#### Entries provided ####
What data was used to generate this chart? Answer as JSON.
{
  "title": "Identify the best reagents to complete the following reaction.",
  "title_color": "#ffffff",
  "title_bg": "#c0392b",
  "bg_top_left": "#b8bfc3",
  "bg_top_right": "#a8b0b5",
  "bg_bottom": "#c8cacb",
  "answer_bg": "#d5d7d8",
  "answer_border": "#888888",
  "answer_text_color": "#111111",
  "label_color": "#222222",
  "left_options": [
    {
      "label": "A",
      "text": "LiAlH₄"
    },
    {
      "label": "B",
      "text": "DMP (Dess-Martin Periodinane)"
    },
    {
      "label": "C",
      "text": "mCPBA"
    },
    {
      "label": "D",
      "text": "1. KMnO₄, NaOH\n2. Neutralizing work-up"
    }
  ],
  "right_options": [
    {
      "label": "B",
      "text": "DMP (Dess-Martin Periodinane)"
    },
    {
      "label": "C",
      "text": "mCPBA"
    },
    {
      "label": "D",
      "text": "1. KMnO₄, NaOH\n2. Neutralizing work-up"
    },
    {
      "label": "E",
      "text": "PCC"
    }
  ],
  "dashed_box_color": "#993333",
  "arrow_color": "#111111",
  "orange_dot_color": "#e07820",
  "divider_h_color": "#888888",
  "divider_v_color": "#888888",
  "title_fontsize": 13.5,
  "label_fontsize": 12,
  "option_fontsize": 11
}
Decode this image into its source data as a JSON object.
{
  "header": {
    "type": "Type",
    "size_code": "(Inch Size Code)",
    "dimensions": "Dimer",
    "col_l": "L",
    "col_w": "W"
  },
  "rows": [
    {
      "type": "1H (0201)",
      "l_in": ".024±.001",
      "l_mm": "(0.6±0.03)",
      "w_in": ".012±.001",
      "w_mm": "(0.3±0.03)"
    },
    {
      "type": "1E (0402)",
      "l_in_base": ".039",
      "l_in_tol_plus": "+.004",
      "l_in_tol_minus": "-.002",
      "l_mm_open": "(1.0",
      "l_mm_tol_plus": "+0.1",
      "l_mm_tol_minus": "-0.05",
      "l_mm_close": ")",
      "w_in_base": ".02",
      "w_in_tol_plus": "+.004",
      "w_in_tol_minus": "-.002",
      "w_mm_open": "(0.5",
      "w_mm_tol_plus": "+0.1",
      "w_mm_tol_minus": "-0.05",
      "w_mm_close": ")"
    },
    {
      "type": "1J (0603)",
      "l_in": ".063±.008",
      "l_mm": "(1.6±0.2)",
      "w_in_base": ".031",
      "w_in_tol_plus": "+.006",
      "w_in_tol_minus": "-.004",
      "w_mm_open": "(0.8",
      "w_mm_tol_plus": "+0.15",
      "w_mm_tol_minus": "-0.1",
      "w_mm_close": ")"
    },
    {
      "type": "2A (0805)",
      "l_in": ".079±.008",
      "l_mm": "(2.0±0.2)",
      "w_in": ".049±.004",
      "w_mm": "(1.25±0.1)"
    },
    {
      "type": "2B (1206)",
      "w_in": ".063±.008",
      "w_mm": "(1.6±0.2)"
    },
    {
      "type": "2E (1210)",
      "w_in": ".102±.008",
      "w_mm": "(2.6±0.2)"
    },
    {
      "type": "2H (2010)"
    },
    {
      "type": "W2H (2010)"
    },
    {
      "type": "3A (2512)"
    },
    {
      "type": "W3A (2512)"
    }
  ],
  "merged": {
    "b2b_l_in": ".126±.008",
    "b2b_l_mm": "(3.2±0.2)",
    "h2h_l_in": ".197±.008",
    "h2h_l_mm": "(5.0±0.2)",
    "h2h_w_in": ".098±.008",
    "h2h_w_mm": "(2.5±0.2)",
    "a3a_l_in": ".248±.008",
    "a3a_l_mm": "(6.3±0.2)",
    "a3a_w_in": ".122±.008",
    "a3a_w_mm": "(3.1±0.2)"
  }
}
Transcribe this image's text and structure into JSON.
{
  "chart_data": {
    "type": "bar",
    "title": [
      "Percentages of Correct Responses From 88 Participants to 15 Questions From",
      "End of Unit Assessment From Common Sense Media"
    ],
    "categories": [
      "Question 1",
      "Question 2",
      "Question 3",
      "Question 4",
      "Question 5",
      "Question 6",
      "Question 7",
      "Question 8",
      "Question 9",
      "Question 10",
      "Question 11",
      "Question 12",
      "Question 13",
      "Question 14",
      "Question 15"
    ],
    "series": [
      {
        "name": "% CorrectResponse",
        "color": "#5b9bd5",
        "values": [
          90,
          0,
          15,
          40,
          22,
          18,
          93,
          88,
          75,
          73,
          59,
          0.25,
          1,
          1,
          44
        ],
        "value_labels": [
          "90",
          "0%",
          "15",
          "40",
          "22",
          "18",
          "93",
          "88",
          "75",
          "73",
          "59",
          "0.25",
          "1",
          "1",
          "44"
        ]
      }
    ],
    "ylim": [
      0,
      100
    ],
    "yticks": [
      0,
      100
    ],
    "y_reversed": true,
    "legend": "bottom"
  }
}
####
#### Entries provided ####
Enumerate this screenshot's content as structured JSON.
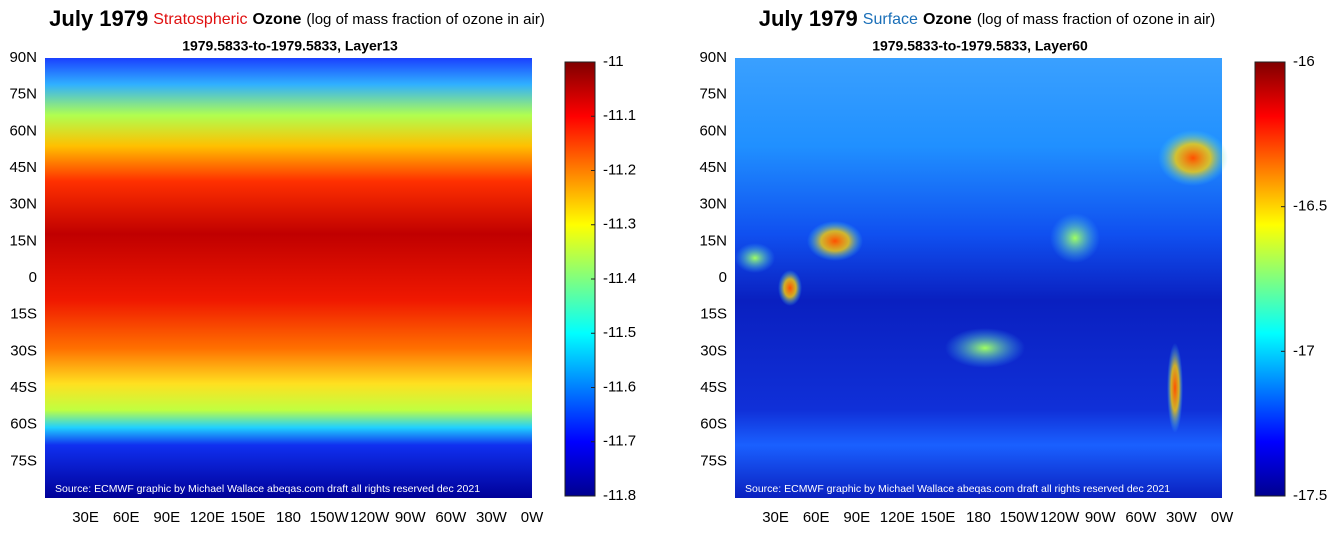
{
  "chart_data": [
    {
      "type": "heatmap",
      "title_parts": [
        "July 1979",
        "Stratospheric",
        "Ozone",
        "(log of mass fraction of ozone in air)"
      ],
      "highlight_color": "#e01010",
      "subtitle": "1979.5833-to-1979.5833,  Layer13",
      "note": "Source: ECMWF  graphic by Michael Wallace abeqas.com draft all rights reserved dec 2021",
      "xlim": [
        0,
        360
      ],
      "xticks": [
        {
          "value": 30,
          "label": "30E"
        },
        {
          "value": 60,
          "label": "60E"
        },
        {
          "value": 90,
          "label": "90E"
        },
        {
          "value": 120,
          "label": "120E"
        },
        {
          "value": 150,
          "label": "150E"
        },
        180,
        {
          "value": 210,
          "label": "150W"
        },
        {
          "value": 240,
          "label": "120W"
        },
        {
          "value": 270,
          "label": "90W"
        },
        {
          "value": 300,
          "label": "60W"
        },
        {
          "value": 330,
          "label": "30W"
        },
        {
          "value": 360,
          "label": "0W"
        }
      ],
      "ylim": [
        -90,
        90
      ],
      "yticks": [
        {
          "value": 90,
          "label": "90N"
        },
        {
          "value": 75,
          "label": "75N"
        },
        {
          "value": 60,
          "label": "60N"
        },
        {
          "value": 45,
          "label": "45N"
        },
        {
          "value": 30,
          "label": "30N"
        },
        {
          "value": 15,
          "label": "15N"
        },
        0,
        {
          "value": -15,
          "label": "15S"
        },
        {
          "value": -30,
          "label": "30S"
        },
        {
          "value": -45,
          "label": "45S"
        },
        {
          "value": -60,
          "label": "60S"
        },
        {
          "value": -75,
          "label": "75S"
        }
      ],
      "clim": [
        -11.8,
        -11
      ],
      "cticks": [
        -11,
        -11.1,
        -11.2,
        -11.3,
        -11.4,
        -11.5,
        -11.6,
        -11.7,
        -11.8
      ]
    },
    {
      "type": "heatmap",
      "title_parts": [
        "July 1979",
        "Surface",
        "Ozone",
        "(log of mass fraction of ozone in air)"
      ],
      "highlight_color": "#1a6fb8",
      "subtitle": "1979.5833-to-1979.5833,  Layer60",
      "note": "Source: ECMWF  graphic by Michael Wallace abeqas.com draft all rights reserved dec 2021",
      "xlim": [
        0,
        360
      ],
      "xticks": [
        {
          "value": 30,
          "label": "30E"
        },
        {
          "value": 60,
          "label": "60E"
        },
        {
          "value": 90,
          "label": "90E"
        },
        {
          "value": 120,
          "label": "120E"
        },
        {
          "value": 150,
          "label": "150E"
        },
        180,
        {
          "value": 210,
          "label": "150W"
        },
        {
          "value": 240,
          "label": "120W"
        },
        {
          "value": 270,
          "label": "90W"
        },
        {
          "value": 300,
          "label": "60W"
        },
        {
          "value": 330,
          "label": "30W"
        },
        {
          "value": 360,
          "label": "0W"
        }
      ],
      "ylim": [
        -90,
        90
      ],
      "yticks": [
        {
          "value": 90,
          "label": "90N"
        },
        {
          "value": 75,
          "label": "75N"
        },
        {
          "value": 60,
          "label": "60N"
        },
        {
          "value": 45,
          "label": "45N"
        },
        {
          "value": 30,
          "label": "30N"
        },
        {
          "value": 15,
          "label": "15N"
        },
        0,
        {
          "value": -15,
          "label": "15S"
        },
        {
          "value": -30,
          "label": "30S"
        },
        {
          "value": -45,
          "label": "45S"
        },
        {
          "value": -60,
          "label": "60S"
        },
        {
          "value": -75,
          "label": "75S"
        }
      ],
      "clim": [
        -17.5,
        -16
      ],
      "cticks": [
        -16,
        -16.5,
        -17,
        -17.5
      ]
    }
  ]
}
####
Direction ->
Return every line in the listing that contains the word "JSON".

Exercise result ->
What data was used to generate this chart? Answer as JSON.
Decode this image into its source data as a JSON object.
Transcribe this image's text and structure into JSON.
Enumerate this screenshot's content as structured JSON.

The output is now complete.